A run of records:
════════════════

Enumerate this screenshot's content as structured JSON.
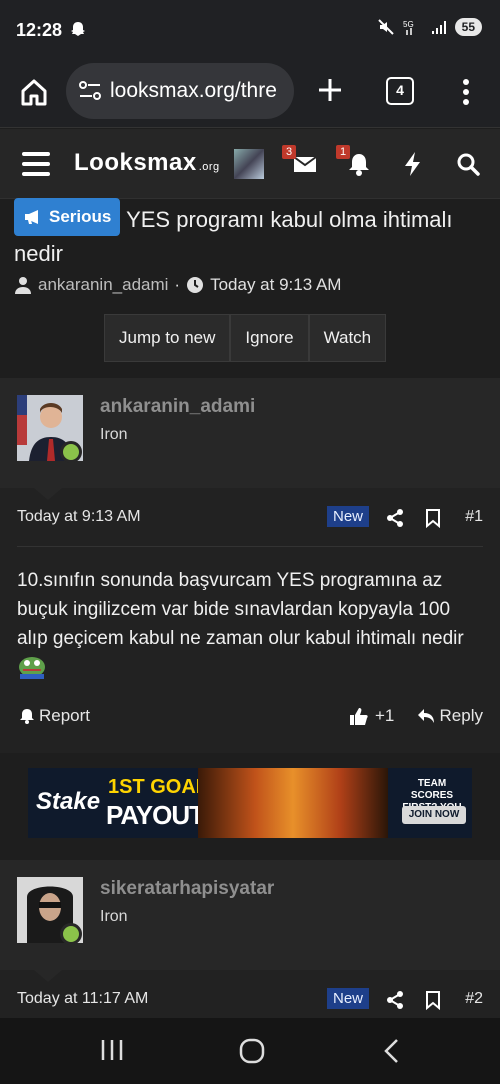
{
  "status_bar": {
    "time": "12:28",
    "battery": "55"
  },
  "browser": {
    "url": "looksmax.org/thre",
    "tab_count": "4"
  },
  "site_header": {
    "logo_text": "Lᴏᴏksmax",
    "logo_suffix": ".org",
    "inbox_badge": "3",
    "alerts_badge": "1"
  },
  "thread": {
    "prefix": "Serious",
    "title": "YES programı kabul olma ihtimalı nedir",
    "author": "ankaranin_adami",
    "separator": "·",
    "date": "Today at 9:13 AM",
    "actions": [
      "Jump to new",
      "Ignore",
      "Watch"
    ]
  },
  "posts": [
    {
      "username": "ankaranin_adami",
      "rank": "Iron",
      "date": "Today at 9:13 AM",
      "new_label": "New",
      "number": "#1",
      "body": "10.sınıfın sonunda başvurcam YES programına az buçuk ingilizcem var bide sınavlardan kopyayla 100 alıp geçicem kabul ne zaman olur kabul ihtimalı nedir",
      "report_label": "Report",
      "like_count": "+1",
      "reply_label": "Reply"
    },
    {
      "username": "sikeratarhapisyatar",
      "rank": "Iron",
      "date": "Today at 11:17 AM",
      "new_label": "New",
      "number": "#2"
    }
  ],
  "ad": {
    "brand": "Stake",
    "goal_text": "1ST GOAL",
    "payout_text": "PAYOUT",
    "team_text": "TEAM SCORES FIRST? YOU WIN!",
    "join_label": "JOIN NOW"
  },
  "colors": {
    "prefix_blue": "#2f80d1",
    "online_green": "#8bc34a",
    "new_badge": "#1e3f8a",
    "badge_red": "#c0392b"
  }
}
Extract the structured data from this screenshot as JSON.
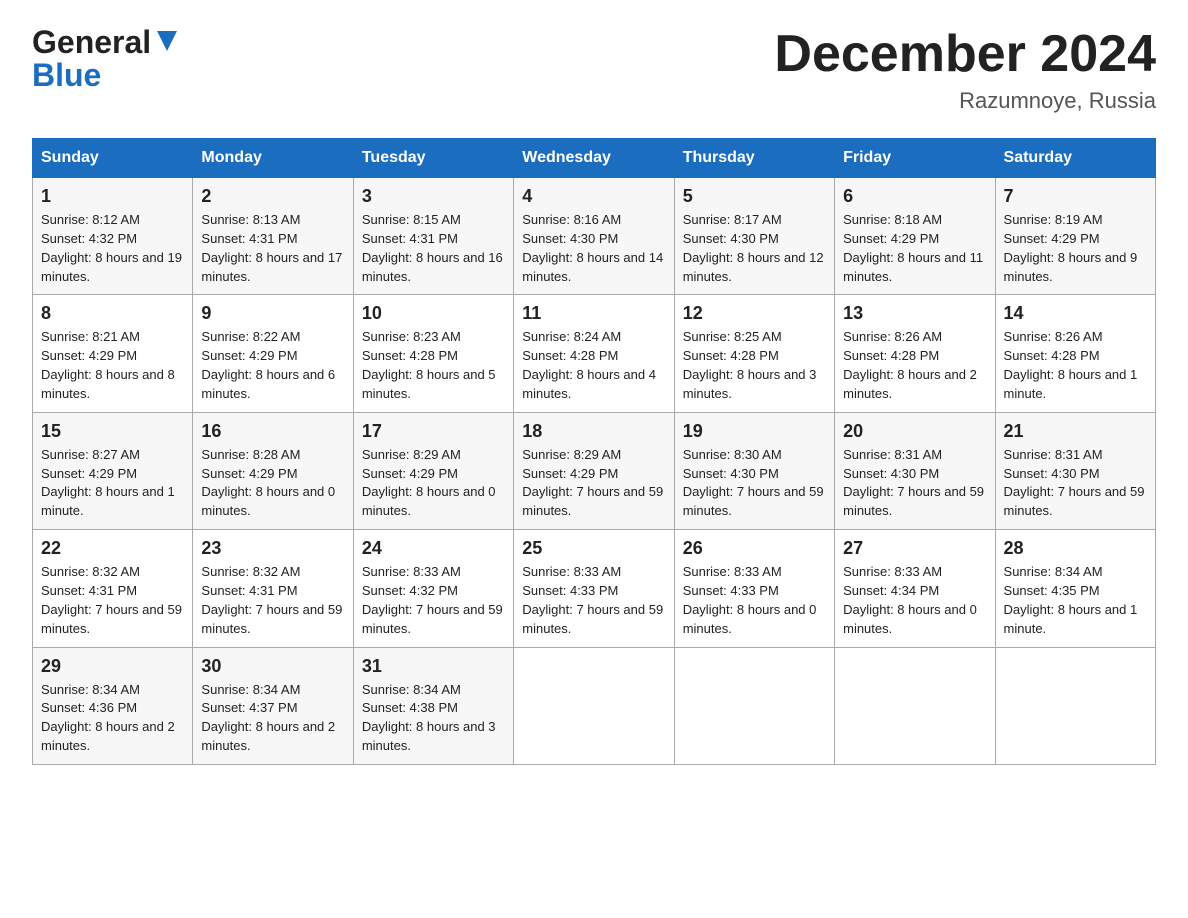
{
  "header": {
    "logo_line1": "General",
    "logo_line2": "Blue",
    "month_title": "December 2024",
    "location": "Razumnoye, Russia"
  },
  "days_of_week": [
    "Sunday",
    "Monday",
    "Tuesday",
    "Wednesday",
    "Thursday",
    "Friday",
    "Saturday"
  ],
  "weeks": [
    [
      {
        "num": "1",
        "sunrise": "Sunrise: 8:12 AM",
        "sunset": "Sunset: 4:32 PM",
        "daylight": "Daylight: 8 hours and 19 minutes."
      },
      {
        "num": "2",
        "sunrise": "Sunrise: 8:13 AM",
        "sunset": "Sunset: 4:31 PM",
        "daylight": "Daylight: 8 hours and 17 minutes."
      },
      {
        "num": "3",
        "sunrise": "Sunrise: 8:15 AM",
        "sunset": "Sunset: 4:31 PM",
        "daylight": "Daylight: 8 hours and 16 minutes."
      },
      {
        "num": "4",
        "sunrise": "Sunrise: 8:16 AM",
        "sunset": "Sunset: 4:30 PM",
        "daylight": "Daylight: 8 hours and 14 minutes."
      },
      {
        "num": "5",
        "sunrise": "Sunrise: 8:17 AM",
        "sunset": "Sunset: 4:30 PM",
        "daylight": "Daylight: 8 hours and 12 minutes."
      },
      {
        "num": "6",
        "sunrise": "Sunrise: 8:18 AM",
        "sunset": "Sunset: 4:29 PM",
        "daylight": "Daylight: 8 hours and 11 minutes."
      },
      {
        "num": "7",
        "sunrise": "Sunrise: 8:19 AM",
        "sunset": "Sunset: 4:29 PM",
        "daylight": "Daylight: 8 hours and 9 minutes."
      }
    ],
    [
      {
        "num": "8",
        "sunrise": "Sunrise: 8:21 AM",
        "sunset": "Sunset: 4:29 PM",
        "daylight": "Daylight: 8 hours and 8 minutes."
      },
      {
        "num": "9",
        "sunrise": "Sunrise: 8:22 AM",
        "sunset": "Sunset: 4:29 PM",
        "daylight": "Daylight: 8 hours and 6 minutes."
      },
      {
        "num": "10",
        "sunrise": "Sunrise: 8:23 AM",
        "sunset": "Sunset: 4:28 PM",
        "daylight": "Daylight: 8 hours and 5 minutes."
      },
      {
        "num": "11",
        "sunrise": "Sunrise: 8:24 AM",
        "sunset": "Sunset: 4:28 PM",
        "daylight": "Daylight: 8 hours and 4 minutes."
      },
      {
        "num": "12",
        "sunrise": "Sunrise: 8:25 AM",
        "sunset": "Sunset: 4:28 PM",
        "daylight": "Daylight: 8 hours and 3 minutes."
      },
      {
        "num": "13",
        "sunrise": "Sunrise: 8:26 AM",
        "sunset": "Sunset: 4:28 PM",
        "daylight": "Daylight: 8 hours and 2 minutes."
      },
      {
        "num": "14",
        "sunrise": "Sunrise: 8:26 AM",
        "sunset": "Sunset: 4:28 PM",
        "daylight": "Daylight: 8 hours and 1 minute."
      }
    ],
    [
      {
        "num": "15",
        "sunrise": "Sunrise: 8:27 AM",
        "sunset": "Sunset: 4:29 PM",
        "daylight": "Daylight: 8 hours and 1 minute."
      },
      {
        "num": "16",
        "sunrise": "Sunrise: 8:28 AM",
        "sunset": "Sunset: 4:29 PM",
        "daylight": "Daylight: 8 hours and 0 minutes."
      },
      {
        "num": "17",
        "sunrise": "Sunrise: 8:29 AM",
        "sunset": "Sunset: 4:29 PM",
        "daylight": "Daylight: 8 hours and 0 minutes."
      },
      {
        "num": "18",
        "sunrise": "Sunrise: 8:29 AM",
        "sunset": "Sunset: 4:29 PM",
        "daylight": "Daylight: 7 hours and 59 minutes."
      },
      {
        "num": "19",
        "sunrise": "Sunrise: 8:30 AM",
        "sunset": "Sunset: 4:30 PM",
        "daylight": "Daylight: 7 hours and 59 minutes."
      },
      {
        "num": "20",
        "sunrise": "Sunrise: 8:31 AM",
        "sunset": "Sunset: 4:30 PM",
        "daylight": "Daylight: 7 hours and 59 minutes."
      },
      {
        "num": "21",
        "sunrise": "Sunrise: 8:31 AM",
        "sunset": "Sunset: 4:30 PM",
        "daylight": "Daylight: 7 hours and 59 minutes."
      }
    ],
    [
      {
        "num": "22",
        "sunrise": "Sunrise: 8:32 AM",
        "sunset": "Sunset: 4:31 PM",
        "daylight": "Daylight: 7 hours and 59 minutes."
      },
      {
        "num": "23",
        "sunrise": "Sunrise: 8:32 AM",
        "sunset": "Sunset: 4:31 PM",
        "daylight": "Daylight: 7 hours and 59 minutes."
      },
      {
        "num": "24",
        "sunrise": "Sunrise: 8:33 AM",
        "sunset": "Sunset: 4:32 PM",
        "daylight": "Daylight: 7 hours and 59 minutes."
      },
      {
        "num": "25",
        "sunrise": "Sunrise: 8:33 AM",
        "sunset": "Sunset: 4:33 PM",
        "daylight": "Daylight: 7 hours and 59 minutes."
      },
      {
        "num": "26",
        "sunrise": "Sunrise: 8:33 AM",
        "sunset": "Sunset: 4:33 PM",
        "daylight": "Daylight: 8 hours and 0 minutes."
      },
      {
        "num": "27",
        "sunrise": "Sunrise: 8:33 AM",
        "sunset": "Sunset: 4:34 PM",
        "daylight": "Daylight: 8 hours and 0 minutes."
      },
      {
        "num": "28",
        "sunrise": "Sunrise: 8:34 AM",
        "sunset": "Sunset: 4:35 PM",
        "daylight": "Daylight: 8 hours and 1 minute."
      }
    ],
    [
      {
        "num": "29",
        "sunrise": "Sunrise: 8:34 AM",
        "sunset": "Sunset: 4:36 PM",
        "daylight": "Daylight: 8 hours and 2 minutes."
      },
      {
        "num": "30",
        "sunrise": "Sunrise: 8:34 AM",
        "sunset": "Sunset: 4:37 PM",
        "daylight": "Daylight: 8 hours and 2 minutes."
      },
      {
        "num": "31",
        "sunrise": "Sunrise: 8:34 AM",
        "sunset": "Sunset: 4:38 PM",
        "daylight": "Daylight: 8 hours and 3 minutes."
      },
      null,
      null,
      null,
      null
    ]
  ]
}
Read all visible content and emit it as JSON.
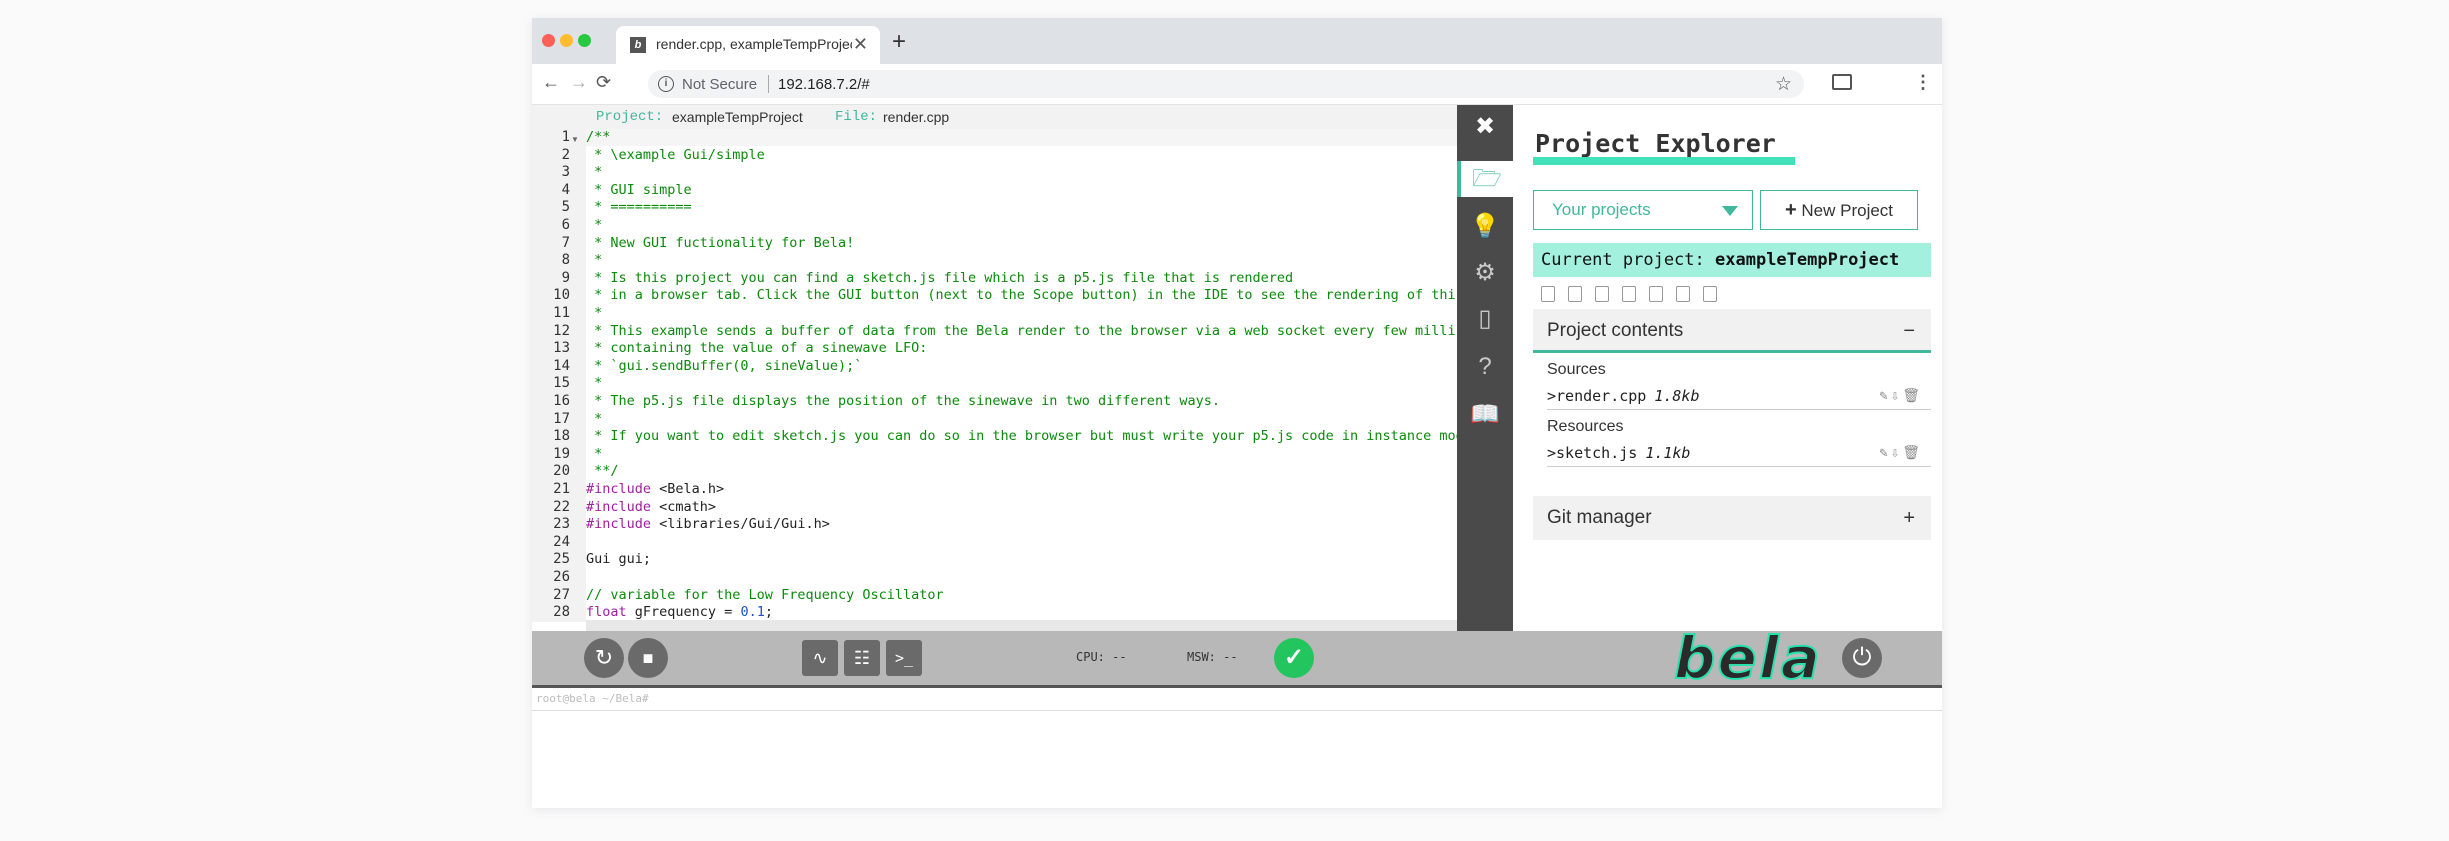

════════════════

▶ [Exercise description]
Search the data for "nedir". Copy every matching line.

▶ [Exercise output]
    "title": "YES programı kabul olma ihtimalı nedir",
      "body": "10.sınıfın sonunda başvurcam YES programına az buçuk ingilizcem var bide sınavlardan kopyayla 100 alıp geçicem kabul ne zaman olur kabul ihtimalı nedir",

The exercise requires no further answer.